- WHAT IS REQUIRED: Reproduce the following material exactly, including every line.

─── RECORDS SUPPLIED

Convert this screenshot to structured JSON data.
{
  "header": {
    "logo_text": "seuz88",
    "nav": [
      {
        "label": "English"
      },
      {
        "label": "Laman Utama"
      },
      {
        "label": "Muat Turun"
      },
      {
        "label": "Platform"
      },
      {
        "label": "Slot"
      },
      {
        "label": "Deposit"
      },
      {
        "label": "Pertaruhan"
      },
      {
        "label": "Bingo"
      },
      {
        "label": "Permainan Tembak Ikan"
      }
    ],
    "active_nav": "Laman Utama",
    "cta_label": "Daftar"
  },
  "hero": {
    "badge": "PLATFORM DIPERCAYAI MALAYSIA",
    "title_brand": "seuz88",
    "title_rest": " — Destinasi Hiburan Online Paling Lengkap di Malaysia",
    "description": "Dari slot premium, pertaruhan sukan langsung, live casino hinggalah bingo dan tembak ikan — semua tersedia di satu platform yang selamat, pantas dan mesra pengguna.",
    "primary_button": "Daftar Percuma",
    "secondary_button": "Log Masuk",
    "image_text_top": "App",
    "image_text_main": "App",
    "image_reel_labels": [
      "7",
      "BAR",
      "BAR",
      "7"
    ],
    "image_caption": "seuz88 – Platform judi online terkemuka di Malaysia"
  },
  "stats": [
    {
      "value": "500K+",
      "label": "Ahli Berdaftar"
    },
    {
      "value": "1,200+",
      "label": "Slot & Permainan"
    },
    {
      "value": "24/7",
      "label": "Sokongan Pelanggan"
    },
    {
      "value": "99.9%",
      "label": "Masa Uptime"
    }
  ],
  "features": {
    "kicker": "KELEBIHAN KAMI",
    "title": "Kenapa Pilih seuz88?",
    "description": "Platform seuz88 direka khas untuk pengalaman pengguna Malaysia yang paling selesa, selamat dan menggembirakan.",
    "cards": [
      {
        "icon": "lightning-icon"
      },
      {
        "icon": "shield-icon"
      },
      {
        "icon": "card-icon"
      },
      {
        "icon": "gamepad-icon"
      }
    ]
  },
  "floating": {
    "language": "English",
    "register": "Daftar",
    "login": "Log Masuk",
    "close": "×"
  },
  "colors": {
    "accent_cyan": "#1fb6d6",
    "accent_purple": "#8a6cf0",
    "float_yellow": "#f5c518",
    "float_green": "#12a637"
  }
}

──────

- THE ANSWER:
Convert this screenshot to structured JSON data.
{
  "header": {
    "logo_text": "seuz88",
    "nav": [
      {
        "label": "English"
      },
      {
        "label": "Laman Utama"
      },
      {
        "label": "Muat Turun"
      },
      {
        "label": "Platform"
      },
      {
        "label": "Slot"
      },
      {
        "label": "Deposit"
      },
      {
        "label": "Pertaruhan"
      },
      {
        "label": "Bingo"
      },
      {
        "label": "Permainan Tembak Ikan"
      }
    ],
    "active_nav": "Laman Utama",
    "cta_label": "Daftar"
  },
  "hero": {
    "badge": "PLATFORM DIPERCAYAI MALAYSIA",
    "title_brand": "seuz88",
    "title_rest": " — Destinasi Hiburan Online Paling Lengkap di Malaysia",
    "description": "Dari slot premium, pertaruhan sukan langsung, live casino hinggalah bingo dan tembak ikan — semua tersedia di satu platform yang selamat, pantas dan mesra pengguna.",
    "primary_button": "Daftar Percuma",
    "secondary_button": "Log Masuk",
    "image_text_top": "App",
    "image_text_main": "App",
    "image_reel_labels": [
      "7",
      "BAR",
      "BAR",
      "7"
    ],
    "image_caption": "seuz88 – Platform judi online terkemuka di Malaysia"
  },
  "stats": [
    {
      "value": "500K+",
      "label": "Ahli Berdaftar"
    },
    {
      "value": "1,200+",
      "label": "Slot & Permainan"
    },
    {
      "value": "24/7",
      "label": "Sokongan Pelanggan"
    },
    {
      "value": "99.9%",
      "label": "Masa Uptime"
    }
  ],
  "features": {
    "kicker": "KELEBIHAN KAMI",
    "title": "Kenapa Pilih seuz88?",
    "description": "Platform seuz88 direka khas untuk pengalaman pengguna Malaysia yang paling selesa, selamat dan menggembirakan.",
    "cards": [
      {
        "icon": "lightning-icon"
      },
      {
        "icon": "shield-icon"
      },
      {
        "icon": "card-icon"
      },
      {
        "icon": "gamepad-icon"
      }
    ]
  },
  "floating": {
    "language": "English",
    "register": "Daftar",
    "login": "Log Masuk",
    "close": "×"
  },
  "colors": {
    "accent_cyan": "#1fb6d6",
    "accent_purple": "#8a6cf0",
    "float_yellow": "#f5c518",
    "float_green": "#12a637"
  }
}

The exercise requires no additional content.